Records from a dataset:
------
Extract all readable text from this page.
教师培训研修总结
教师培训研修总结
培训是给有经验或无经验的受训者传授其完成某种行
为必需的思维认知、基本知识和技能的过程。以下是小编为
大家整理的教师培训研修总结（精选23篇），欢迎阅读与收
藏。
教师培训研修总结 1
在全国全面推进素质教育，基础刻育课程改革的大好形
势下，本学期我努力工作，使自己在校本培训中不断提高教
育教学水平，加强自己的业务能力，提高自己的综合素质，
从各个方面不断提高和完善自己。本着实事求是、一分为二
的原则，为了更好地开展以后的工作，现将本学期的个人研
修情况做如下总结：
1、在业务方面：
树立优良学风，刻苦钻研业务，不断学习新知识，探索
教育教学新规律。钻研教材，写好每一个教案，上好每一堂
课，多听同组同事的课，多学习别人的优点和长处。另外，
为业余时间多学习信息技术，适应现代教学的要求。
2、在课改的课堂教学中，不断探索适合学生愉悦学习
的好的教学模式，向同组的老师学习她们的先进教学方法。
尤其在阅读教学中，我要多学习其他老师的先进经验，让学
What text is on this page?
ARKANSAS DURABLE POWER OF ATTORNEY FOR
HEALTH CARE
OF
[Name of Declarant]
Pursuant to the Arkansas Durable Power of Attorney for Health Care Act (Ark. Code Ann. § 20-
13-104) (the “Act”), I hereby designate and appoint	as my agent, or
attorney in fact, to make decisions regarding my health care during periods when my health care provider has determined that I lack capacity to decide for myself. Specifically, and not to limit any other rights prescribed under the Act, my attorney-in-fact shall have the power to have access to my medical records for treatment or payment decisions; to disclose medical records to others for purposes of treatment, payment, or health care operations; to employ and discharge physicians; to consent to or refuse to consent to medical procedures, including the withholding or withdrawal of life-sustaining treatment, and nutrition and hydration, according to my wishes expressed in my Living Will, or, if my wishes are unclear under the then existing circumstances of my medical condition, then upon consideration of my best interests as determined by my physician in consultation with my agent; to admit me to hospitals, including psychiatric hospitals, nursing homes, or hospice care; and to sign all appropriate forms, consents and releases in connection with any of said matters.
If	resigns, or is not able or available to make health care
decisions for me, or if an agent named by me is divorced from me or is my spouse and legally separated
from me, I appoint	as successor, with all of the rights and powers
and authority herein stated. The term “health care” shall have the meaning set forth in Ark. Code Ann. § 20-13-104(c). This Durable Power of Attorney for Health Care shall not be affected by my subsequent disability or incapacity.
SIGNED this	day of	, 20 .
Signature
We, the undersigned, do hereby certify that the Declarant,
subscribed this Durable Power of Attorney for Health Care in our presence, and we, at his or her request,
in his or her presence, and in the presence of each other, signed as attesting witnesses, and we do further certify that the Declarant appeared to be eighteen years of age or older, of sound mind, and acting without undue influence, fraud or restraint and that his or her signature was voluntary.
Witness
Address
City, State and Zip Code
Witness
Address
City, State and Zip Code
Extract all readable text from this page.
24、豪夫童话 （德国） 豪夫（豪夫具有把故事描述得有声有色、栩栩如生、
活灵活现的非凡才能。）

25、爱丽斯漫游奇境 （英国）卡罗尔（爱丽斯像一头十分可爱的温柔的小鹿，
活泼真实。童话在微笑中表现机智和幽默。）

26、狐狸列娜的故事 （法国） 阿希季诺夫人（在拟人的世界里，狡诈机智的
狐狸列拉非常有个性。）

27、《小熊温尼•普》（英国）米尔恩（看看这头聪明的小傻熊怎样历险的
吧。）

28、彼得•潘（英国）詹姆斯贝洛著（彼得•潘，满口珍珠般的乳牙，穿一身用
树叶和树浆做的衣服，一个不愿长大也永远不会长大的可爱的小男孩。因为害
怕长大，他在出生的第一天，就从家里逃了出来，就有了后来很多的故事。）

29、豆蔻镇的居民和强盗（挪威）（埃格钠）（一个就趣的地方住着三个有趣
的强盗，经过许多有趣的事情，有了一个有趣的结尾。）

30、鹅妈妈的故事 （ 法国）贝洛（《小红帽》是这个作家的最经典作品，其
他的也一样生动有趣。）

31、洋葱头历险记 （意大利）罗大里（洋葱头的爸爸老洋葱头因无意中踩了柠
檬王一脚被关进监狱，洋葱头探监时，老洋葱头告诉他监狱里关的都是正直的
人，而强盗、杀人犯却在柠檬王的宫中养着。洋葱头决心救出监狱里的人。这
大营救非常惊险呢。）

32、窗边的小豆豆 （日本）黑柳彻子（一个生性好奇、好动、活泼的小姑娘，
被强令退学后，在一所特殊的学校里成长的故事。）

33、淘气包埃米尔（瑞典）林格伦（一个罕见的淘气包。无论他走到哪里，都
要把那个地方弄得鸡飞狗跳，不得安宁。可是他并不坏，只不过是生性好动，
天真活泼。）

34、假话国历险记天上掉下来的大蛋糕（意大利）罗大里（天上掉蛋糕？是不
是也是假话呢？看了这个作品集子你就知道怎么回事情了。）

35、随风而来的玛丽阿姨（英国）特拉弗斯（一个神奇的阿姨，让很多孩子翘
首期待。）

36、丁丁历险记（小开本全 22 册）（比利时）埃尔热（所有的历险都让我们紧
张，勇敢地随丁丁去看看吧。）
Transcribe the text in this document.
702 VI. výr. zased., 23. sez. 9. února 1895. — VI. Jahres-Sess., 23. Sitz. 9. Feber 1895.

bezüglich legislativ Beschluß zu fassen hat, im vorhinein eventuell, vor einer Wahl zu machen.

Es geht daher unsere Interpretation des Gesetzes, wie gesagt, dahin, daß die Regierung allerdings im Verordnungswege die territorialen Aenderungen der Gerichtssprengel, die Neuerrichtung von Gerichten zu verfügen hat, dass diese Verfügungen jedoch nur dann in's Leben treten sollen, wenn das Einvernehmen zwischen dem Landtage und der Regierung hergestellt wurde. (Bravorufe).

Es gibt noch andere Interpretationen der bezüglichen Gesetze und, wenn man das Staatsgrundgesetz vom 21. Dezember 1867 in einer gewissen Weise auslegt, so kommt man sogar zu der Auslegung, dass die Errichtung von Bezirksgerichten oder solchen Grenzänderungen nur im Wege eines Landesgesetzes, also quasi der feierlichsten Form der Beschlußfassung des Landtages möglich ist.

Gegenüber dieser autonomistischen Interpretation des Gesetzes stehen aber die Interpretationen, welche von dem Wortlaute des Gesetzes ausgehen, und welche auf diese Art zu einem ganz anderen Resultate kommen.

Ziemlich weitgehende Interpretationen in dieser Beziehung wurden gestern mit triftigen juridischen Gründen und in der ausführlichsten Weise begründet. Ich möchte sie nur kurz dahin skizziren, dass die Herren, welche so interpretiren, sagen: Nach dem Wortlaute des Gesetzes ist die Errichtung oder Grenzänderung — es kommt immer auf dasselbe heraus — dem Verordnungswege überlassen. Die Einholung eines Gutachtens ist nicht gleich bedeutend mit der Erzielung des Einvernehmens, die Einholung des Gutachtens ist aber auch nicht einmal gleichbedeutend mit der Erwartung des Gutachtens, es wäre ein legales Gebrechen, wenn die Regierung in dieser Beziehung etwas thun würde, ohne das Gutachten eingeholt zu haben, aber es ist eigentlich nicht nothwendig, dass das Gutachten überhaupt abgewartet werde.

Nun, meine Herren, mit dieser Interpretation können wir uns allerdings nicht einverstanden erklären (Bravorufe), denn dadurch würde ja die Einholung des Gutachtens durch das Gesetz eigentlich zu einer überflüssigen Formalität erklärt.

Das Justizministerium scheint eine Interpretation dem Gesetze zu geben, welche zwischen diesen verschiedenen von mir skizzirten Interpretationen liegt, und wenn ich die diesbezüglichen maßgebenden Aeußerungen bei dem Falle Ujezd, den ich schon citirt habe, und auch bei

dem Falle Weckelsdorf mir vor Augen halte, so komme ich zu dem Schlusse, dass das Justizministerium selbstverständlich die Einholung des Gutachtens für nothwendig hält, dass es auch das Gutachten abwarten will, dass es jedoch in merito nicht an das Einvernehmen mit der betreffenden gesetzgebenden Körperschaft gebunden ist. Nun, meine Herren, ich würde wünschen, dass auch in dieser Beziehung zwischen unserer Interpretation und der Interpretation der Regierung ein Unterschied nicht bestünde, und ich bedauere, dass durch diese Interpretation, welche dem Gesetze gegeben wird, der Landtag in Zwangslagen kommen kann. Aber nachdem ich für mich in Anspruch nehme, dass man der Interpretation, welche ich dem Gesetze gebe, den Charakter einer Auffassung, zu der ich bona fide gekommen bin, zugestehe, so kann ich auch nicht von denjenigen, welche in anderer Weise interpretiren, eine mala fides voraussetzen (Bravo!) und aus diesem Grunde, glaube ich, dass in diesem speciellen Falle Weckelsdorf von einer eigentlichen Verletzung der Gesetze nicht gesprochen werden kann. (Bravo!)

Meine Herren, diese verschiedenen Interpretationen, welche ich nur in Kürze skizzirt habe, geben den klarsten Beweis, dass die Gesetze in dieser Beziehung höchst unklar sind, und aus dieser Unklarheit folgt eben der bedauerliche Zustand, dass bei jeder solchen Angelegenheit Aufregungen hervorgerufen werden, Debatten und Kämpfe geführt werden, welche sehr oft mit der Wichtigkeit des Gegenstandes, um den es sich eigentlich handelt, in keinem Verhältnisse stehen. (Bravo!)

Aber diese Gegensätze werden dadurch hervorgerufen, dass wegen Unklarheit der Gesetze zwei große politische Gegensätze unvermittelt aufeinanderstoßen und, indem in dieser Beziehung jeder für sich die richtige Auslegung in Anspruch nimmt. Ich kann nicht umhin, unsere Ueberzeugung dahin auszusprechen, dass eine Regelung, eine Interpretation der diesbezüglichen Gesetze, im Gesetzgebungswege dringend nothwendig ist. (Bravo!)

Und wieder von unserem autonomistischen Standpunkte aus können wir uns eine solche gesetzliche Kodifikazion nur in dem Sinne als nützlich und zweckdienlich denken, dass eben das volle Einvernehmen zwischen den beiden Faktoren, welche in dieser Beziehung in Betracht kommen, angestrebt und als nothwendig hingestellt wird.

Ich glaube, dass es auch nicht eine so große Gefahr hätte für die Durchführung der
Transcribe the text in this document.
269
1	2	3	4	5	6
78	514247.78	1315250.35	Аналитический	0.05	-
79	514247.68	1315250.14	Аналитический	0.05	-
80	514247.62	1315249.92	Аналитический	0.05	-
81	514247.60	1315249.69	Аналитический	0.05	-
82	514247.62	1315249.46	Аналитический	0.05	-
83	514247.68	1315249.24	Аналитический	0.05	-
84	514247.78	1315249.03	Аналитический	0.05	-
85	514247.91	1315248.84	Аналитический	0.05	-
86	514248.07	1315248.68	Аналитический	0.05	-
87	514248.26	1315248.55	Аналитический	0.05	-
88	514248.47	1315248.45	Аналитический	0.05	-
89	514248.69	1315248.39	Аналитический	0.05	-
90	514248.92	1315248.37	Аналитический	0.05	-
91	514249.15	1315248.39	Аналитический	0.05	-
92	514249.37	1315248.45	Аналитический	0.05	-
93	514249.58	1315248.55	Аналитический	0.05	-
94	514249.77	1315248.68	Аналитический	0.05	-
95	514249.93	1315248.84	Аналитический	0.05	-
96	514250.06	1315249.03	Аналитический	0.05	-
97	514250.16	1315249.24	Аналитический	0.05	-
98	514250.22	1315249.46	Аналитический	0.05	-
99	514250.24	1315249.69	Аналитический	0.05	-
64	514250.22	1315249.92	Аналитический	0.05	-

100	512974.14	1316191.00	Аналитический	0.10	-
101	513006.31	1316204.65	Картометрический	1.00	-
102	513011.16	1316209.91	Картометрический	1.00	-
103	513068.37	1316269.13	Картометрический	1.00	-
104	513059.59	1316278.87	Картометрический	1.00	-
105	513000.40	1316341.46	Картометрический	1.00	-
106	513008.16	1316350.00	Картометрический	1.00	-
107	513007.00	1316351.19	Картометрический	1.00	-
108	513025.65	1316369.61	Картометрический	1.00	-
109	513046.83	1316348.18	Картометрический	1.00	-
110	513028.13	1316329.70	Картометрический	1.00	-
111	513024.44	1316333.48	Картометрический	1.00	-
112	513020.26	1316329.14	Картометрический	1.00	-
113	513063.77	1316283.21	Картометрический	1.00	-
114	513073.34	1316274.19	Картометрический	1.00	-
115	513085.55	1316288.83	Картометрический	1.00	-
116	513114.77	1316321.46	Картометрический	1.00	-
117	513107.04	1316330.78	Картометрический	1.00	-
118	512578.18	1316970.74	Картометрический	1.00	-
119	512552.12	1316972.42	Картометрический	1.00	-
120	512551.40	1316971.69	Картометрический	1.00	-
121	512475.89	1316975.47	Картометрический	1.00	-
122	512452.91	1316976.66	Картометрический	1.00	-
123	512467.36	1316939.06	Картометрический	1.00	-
------
SHORT PROBLEM: Extract every line from the records above that contains the word "appoint".

CORRECT ANSWER:
13-104) (the “Act”), I hereby designate and appoint	as my agent, or
from me, I appoint	as successor, with all of the rights and powers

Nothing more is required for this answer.